----- EXERCISE MATERIALS

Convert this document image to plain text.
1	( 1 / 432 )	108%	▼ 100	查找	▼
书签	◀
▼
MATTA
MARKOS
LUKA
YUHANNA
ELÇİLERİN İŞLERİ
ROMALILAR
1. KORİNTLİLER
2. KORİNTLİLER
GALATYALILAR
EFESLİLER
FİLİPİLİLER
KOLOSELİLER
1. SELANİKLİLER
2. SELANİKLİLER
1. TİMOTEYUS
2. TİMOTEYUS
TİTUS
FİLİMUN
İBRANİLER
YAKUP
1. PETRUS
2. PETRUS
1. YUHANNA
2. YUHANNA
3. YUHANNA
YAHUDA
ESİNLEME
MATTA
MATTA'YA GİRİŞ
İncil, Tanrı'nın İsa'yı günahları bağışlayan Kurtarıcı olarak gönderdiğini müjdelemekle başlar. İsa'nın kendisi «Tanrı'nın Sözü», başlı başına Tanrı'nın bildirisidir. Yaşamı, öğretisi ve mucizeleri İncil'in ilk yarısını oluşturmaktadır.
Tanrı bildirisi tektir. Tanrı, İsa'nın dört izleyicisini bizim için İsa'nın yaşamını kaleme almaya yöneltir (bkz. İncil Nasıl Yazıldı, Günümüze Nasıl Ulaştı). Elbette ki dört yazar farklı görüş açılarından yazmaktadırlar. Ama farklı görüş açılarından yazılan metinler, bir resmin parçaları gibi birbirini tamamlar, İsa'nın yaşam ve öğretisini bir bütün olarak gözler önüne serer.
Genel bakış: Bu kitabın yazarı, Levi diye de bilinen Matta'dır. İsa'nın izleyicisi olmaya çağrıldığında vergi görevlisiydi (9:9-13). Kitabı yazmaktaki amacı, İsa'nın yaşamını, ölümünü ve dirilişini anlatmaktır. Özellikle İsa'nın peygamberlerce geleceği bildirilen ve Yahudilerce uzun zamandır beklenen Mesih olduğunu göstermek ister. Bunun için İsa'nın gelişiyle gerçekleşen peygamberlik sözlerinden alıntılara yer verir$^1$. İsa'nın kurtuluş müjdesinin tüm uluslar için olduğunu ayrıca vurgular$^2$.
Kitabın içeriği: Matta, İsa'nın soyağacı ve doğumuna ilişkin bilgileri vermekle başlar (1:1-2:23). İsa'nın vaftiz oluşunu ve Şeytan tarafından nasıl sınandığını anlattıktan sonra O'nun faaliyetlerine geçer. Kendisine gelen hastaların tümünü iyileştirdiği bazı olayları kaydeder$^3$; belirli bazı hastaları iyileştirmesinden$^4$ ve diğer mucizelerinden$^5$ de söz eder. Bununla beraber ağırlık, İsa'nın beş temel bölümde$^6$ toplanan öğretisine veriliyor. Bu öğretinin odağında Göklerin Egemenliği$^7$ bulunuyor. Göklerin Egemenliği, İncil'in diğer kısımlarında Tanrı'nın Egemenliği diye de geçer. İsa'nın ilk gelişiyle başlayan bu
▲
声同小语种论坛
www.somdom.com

----------

Copy each record from above without leaving any out.

WORKED ANSWER —
Convert this document image to plain text.
1	( 1 / 432 )	108%	▼ 100	查找	▼
书签	◀
▼
MATTA
MARKOS
LUKA
YUHANNA
ELÇİLERİN İŞLERİ
ROMALILAR
1. KORİNTLİLER
2. KORİNTLİLER
GALATYALILAR
EFESLİLER
FİLİPİLİLER
KOLOSELİLER
1. SELANİKLİLER
2. SELANİKLİLER
1. TİMOTEYUS
2. TİMOTEYUS
TİTUS
FİLİMUN
İBRANİLER
YAKUP
1. PETRUS
2. PETRUS
1. YUHANNA
2. YUHANNA
3. YUHANNA
YAHUDA
ESİNLEME
MATTA
MATTA'YA GİRİŞ
İncil, Tanrı'nın İsa'yı günahları bağışlayan Kurtarıcı olarak gönderdiğini müjdelemekle başlar. İsa'nın kendisi «Tanrı'nın Sözü», başlı başına Tanrı'nın bildirisidir. Yaşamı, öğretisi ve mucizeleri İncil'in ilk yarısını oluşturmaktadır.
Tanrı bildirisi tektir. Tanrı, İsa'nın dört izleyicisini bizim için İsa'nın yaşamını kaleme almaya yöneltir (bkz. İncil Nasıl Yazıldı, Günümüze Nasıl Ulaştı). Elbette ki dört yazar farklı görüş açılarından yazmaktadırlar. Ama farklı görüş açılarından yazılan metinler, bir resmin parçaları gibi birbirini tamamlar, İsa'nın yaşam ve öğretisini bir bütün olarak gözler önüne serer.
Genel bakış: Bu kitabın yazarı, Levi diye de bilinen Matta'dır. İsa'nın izleyicisi olmaya çağrıldığında vergi görevlisiydi (9:9-13). Kitabı yazmaktaki amacı, İsa'nın yaşamını, ölümünü ve dirilişini anlatmaktır. Özellikle İsa'nın peygamberlerce geleceği bildirilen ve Yahudilerce uzun zamandır beklenen Mesih olduğunu göstermek ister. Bunun için İsa'nın gelişiyle gerçekleşen peygamberlik sözlerinden alıntılara yer verir$^1$. İsa'nın kurtuluş müjdesinin tüm uluslar için olduğunu ayrıca vurgular$^2$.
Kitabın içeriği: Matta, İsa'nın soyağacı ve doğumuna ilişkin bilgileri vermekle başlar (1:1-2:23). İsa'nın vaftiz oluşunu ve Şeytan tarafından nasıl sınandığını anlattıktan sonra O'nun faaliyetlerine geçer. Kendisine gelen hastaların tümünü iyileştirdiği bazı olayları kaydeder$^3$; belirli bazı hastaları iyileştirmesinden$^4$ ve diğer mucizelerinden$^5$ de söz eder. Bununla beraber ağırlık, İsa'nın beş temel bölümde$^6$ toplanan öğretisine veriliyor. Bu öğretinin odağında Göklerin Egemenliği$^7$ bulunuyor. Göklerin Egemenliği, İncil'in diğer kısımlarında Tanrı'nın Egemenliği diye de geçer. İsa'nın ilk gelişiyle başlayan bu
▲
声同小语种论坛
www.somdom.com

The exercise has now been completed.